◆ Directions for this task
Only the pictures are omitted; repeat all other data exactly.
• • • • • • •
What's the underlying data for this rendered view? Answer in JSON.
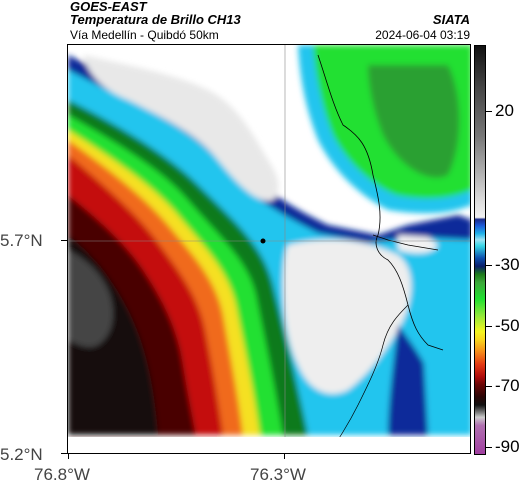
{
  "header": {
    "satellite": "GOES-EAST",
    "product": "Temperatura de Brillo CH13",
    "subtitle": "Vía Medellín - Quibdó 50km",
    "organization": "SIATA",
    "timestamp": "2024-06-04 03:19"
  },
  "axes": {
    "lat_ticks": [
      "5.7°N",
      "5.2°N"
    ],
    "lon_ticks": [
      "76.8°W",
      "76.3°W"
    ]
  },
  "colorbar": {
    "ticks": [
      "20",
      "-30",
      "-50",
      "-70",
      "-90"
    ]
  },
  "colors": {
    "cold": "#ffffff",
    "deep_cold": "#111111",
    "warm_red": "#d01010",
    "green": "#20e030",
    "cyan": "#21c5ee",
    "blue": "#0a2a9a"
  },
  "map": {
    "marker": "crosshair-center"
  }
}
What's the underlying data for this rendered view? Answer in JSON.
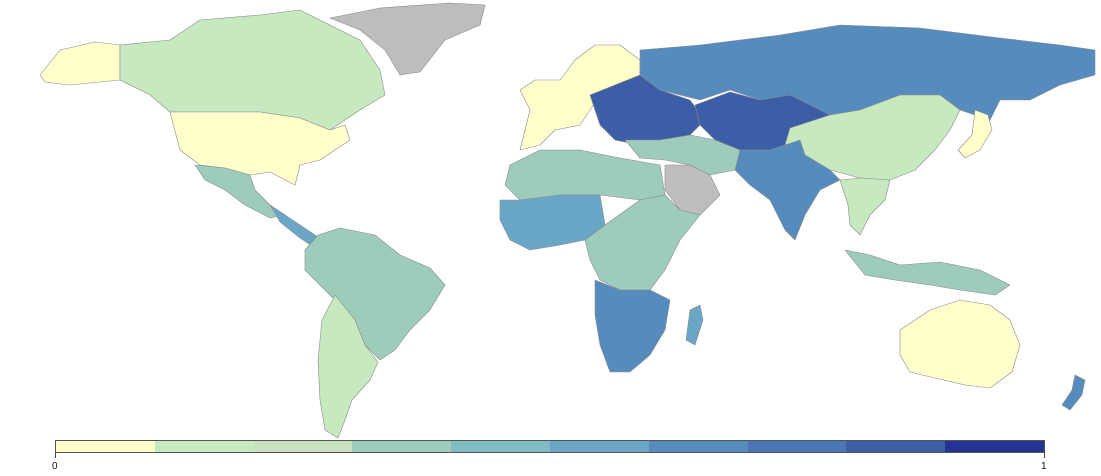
• • • • • • •
◆ Task output
What's the underlying data for this rendered view? Answer in JSON.
{
  "header": {
    "satellite": "GOES-EAST",
    "product": "Temperatura de Brillo CH13",
    "subtitle": "Vía Medellín - Quibdó 50km",
    "organization": "SIATA",
    "timestamp": "2024-06-04 03:19"
  },
  "axes": {
    "lat_ticks": [
      "5.7°N",
      "5.2°N"
    ],
    "lon_ticks": [
      "76.8°W",
      "76.3°W"
    ]
  },
  "colorbar": {
    "ticks": [
      "20",
      "-30",
      "-50",
      "-70",
      "-90"
    ]
  },
  "colors": {
    "cold": "#ffffff",
    "deep_cold": "#111111",
    "warm_red": "#d01010",
    "green": "#20e030",
    "cyan": "#21c5ee",
    "blue": "#0a2a9a"
  },
  "map": {
    "marker": "crosshair-center"
  }
}
What's the underlying data for this rendered view? Answer in JSON.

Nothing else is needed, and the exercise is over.